- [Information supplied]
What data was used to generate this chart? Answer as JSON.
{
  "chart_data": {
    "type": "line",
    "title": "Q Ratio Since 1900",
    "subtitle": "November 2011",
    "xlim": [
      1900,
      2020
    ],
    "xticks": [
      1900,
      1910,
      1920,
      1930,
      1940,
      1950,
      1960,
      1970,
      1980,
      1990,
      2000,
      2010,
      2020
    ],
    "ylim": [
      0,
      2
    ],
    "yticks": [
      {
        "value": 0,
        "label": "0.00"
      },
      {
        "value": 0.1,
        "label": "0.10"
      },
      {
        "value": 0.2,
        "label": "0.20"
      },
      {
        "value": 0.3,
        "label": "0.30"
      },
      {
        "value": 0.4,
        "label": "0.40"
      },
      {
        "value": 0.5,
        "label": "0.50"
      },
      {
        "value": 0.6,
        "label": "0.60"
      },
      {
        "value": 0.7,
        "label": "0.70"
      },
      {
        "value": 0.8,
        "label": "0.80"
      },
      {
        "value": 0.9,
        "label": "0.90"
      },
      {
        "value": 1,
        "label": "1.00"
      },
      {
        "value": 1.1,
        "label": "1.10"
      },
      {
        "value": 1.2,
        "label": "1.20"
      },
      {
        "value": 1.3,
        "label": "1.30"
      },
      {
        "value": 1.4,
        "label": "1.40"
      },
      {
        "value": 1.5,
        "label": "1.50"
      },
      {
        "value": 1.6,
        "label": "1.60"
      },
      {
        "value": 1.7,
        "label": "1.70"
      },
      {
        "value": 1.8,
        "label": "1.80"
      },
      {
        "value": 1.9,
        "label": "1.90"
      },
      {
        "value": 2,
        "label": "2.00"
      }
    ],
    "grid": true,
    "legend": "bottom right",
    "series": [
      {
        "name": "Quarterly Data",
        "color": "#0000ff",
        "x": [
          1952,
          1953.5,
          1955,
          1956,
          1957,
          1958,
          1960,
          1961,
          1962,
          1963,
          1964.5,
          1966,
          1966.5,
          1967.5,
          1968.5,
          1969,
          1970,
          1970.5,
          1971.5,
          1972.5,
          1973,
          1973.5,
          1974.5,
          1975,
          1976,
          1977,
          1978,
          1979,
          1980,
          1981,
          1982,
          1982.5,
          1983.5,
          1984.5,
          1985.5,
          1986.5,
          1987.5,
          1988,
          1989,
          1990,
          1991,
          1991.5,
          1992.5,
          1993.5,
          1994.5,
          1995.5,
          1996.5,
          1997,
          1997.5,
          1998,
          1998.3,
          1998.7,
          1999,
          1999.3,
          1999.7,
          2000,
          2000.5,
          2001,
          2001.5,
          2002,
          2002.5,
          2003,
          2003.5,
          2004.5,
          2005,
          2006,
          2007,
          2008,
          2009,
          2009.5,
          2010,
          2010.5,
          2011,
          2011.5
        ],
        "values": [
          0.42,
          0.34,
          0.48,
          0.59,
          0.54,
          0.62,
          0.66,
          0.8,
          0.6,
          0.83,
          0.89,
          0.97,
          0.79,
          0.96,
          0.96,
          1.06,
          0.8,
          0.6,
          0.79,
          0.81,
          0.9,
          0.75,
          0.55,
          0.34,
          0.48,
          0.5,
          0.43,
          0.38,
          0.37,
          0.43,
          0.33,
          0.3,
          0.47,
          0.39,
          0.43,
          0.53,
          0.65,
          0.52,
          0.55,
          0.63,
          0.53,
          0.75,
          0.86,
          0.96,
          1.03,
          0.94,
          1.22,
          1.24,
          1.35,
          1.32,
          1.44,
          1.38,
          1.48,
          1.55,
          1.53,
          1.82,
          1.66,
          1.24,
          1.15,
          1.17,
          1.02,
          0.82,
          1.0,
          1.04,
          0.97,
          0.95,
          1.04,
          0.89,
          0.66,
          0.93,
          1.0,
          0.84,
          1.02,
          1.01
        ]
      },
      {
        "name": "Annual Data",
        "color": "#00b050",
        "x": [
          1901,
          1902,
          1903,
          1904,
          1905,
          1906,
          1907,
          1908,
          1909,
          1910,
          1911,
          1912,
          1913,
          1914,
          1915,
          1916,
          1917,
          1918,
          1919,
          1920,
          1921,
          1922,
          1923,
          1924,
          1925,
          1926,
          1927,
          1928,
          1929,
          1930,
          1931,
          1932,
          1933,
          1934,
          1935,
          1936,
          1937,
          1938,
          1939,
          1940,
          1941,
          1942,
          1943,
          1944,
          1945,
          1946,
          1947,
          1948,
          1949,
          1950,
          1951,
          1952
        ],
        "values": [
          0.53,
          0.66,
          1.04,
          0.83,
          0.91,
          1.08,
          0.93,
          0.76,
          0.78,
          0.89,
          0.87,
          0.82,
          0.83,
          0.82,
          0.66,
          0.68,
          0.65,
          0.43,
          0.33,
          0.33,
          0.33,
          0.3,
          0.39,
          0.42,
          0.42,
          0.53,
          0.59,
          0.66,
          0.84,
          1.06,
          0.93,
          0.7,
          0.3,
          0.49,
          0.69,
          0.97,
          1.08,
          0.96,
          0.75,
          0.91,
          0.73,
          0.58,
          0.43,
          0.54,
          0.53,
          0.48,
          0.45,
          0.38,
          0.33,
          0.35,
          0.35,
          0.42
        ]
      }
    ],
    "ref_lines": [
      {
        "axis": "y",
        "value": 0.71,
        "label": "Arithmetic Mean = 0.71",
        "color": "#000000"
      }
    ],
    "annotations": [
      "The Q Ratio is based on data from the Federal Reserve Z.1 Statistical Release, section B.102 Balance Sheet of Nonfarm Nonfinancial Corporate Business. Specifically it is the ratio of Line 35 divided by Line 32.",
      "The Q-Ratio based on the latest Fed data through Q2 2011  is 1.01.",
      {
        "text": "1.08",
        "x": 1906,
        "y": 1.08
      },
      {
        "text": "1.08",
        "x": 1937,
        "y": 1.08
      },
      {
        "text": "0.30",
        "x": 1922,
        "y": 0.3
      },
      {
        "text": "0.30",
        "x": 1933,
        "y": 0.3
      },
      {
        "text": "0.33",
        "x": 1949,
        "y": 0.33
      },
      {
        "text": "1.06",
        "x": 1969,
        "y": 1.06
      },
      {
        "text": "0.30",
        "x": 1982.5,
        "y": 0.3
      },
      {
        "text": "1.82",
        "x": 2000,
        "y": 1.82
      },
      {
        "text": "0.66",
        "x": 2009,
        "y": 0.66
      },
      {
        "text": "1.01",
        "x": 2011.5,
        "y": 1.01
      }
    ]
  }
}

- [Instruction] Write out all records exactly, keeping every detail.

- [Response to the exercise]
What data was used to generate this chart? Answer as JSON.
{
  "chart_data": {
    "type": "line",
    "title": "Q Ratio Since 1900",
    "subtitle": "November 2011",
    "xlim": [
      1900,
      2020
    ],
    "xticks": [
      1900,
      1910,
      1920,
      1930,
      1940,
      1950,
      1960,
      1970,
      1980,
      1990,
      2000,
      2010,
      2020
    ],
    "ylim": [
      0,
      2
    ],
    "yticks": [
      {
        "value": 0,
        "label": "0.00"
      },
      {
        "value": 0.1,
        "label": "0.10"
      },
      {
        "value": 0.2,
        "label": "0.20"
      },
      {
        "value": 0.3,
        "label": "0.30"
      },
      {
        "value": 0.4,
        "label": "0.40"
      },
      {
        "value": 0.5,
        "label": "0.50"
      },
      {
        "value": 0.6,
        "label": "0.60"
      },
      {
        "value": 0.7,
        "label": "0.70"
      },
      {
        "value": 0.8,
        "label": "0.80"
      },
      {
        "value": 0.9,
        "label": "0.90"
      },
      {
        "value": 1,
        "label": "1.00"
      },
      {
        "value": 1.1,
        "label": "1.10"
      },
      {
        "value": 1.2,
        "label": "1.20"
      },
      {
        "value": 1.3,
        "label": "1.30"
      },
      {
        "value": 1.4,
        "label": "1.40"
      },
      {
        "value": 1.5,
        "label": "1.50"
      },
      {
        "value": 1.6,
        "label": "1.60"
      },
      {
        "value": 1.7,
        "label": "1.70"
      },
      {
        "value": 1.8,
        "label": "1.80"
      },
      {
        "value": 1.9,
        "label": "1.90"
      },
      {
        "value": 2,
        "label": "2.00"
      }
    ],
    "grid": true,
    "legend": "bottom right",
    "series": [
      {
        "name": "Quarterly Data",
        "color": "#0000ff",
        "x": [
          1952,
          1953.5,
          1955,
          1956,
          1957,
          1958,
          1960,
          1961,
          1962,
          1963,
          1964.5,
          1966,
          1966.5,
          1967.5,
          1968.5,
          1969,
          1970,
          1970.5,
          1971.5,
          1972.5,
          1973,
          1973.5,
          1974.5,
          1975,
          1976,
          1977,
          1978,
          1979,
          1980,
          1981,
          1982,
          1982.5,
          1983.5,
          1984.5,
          1985.5,
          1986.5,
          1987.5,
          1988,
          1989,
          1990,
          1991,
          1991.5,
          1992.5,
          1993.5,
          1994.5,
          1995.5,
          1996.5,
          1997,
          1997.5,
          1998,
          1998.3,
          1998.7,
          1999,
          1999.3,
          1999.7,
          2000,
          2000.5,
          2001,
          2001.5,
          2002,
          2002.5,
          2003,
          2003.5,
          2004.5,
          2005,
          2006,
          2007,
          2008,
          2009,
          2009.5,
          2010,
          2010.5,
          2011,
          2011.5
        ],
        "values": [
          0.42,
          0.34,
          0.48,
          0.59,
          0.54,
          0.62,
          0.66,
          0.8,
          0.6,
          0.83,
          0.89,
          0.97,
          0.79,
          0.96,
          0.96,
          1.06,
          0.8,
          0.6,
          0.79,
          0.81,
          0.9,
          0.75,
          0.55,
          0.34,
          0.48,
          0.5,
          0.43,
          0.38,
          0.37,
          0.43,
          0.33,
          0.3,
          0.47,
          0.39,
          0.43,
          0.53,
          0.65,
          0.52,
          0.55,
          0.63,
          0.53,
          0.75,
          0.86,
          0.96,
          1.03,
          0.94,
          1.22,
          1.24,
          1.35,
          1.32,
          1.44,
          1.38,
          1.48,
          1.55,
          1.53,
          1.82,
          1.66,
          1.24,
          1.15,
          1.17,
          1.02,
          0.82,
          1.0,
          1.04,
          0.97,
          0.95,
          1.04,
          0.89,
          0.66,
          0.93,
          1.0,
          0.84,
          1.02,
          1.01
        ]
      },
      {
        "name": "Annual Data",
        "color": "#00b050",
        "x": [
          1901,
          1902,
          1903,
          1904,
          1905,
          1906,
          1907,
          1908,
          1909,
          1910,
          1911,
          1912,
          1913,
          1914,
          1915,
          1916,
          1917,
          1918,
          1919,
          1920,
          1921,
          1922,
          1923,
          1924,
          1925,
          1926,
          1927,
          1928,
          1929,
          1930,
          1931,
          1932,
          1933,
          1934,
          1935,
          1936,
          1937,
          1938,
          1939,
          1940,
          1941,
          1942,
          1943,
          1944,
          1945,
          1946,
          1947,
          1948,
          1949,
          1950,
          1951,
          1952
        ],
        "values": [
          0.53,
          0.66,
          1.04,
          0.83,
          0.91,
          1.08,
          0.93,
          0.76,
          0.78,
          0.89,
          0.87,
          0.82,
          0.83,
          0.82,
          0.66,
          0.68,
          0.65,
          0.43,
          0.33,
          0.33,
          0.33,
          0.3,
          0.39,
          0.42,
          0.42,
          0.53,
          0.59,
          0.66,
          0.84,
          1.06,
          0.93,
          0.7,
          0.3,
          0.49,
          0.69,
          0.97,
          1.08,
          0.96,
          0.75,
          0.91,
          0.73,
          0.58,
          0.43,
          0.54,
          0.53,
          0.48,
          0.45,
          0.38,
          0.33,
          0.35,
          0.35,
          0.42
        ]
      }
    ],
    "ref_lines": [
      {
        "axis": "y",
        "value": 0.71,
        "label": "Arithmetic Mean = 0.71",
        "color": "#000000"
      }
    ],
    "annotations": [
      "The Q Ratio is based on data from the Federal Reserve Z.1 Statistical Release, section B.102 Balance Sheet of Nonfarm Nonfinancial Corporate Business. Specifically it is the ratio of Line 35 divided by Line 32.",
      "The Q-Ratio based on the latest Fed data through Q2 2011  is 1.01.",
      {
        "text": "1.08",
        "x": 1906,
        "y": 1.08
      },
      {
        "text": "1.08",
        "x": 1937,
        "y": 1.08
      },
      {
        "text": "0.30",
        "x": 1922,
        "y": 0.3
      },
      {
        "text": "0.30",
        "x": 1933,
        "y": 0.3
      },
      {
        "text": "0.33",
        "x": 1949,
        "y": 0.33
      },
      {
        "text": "1.06",
        "x": 1969,
        "y": 1.06
      },
      {
        "text": "0.30",
        "x": 1982.5,
        "y": 0.3
      },
      {
        "text": "1.82",
        "x": 2000,
        "y": 1.82
      },
      {
        "text": "0.66",
        "x": 2009,
        "y": 0.66
      },
      {
        "text": "1.01",
        "x": 2011.5,
        "y": 1.01
      }
    ]
  }
}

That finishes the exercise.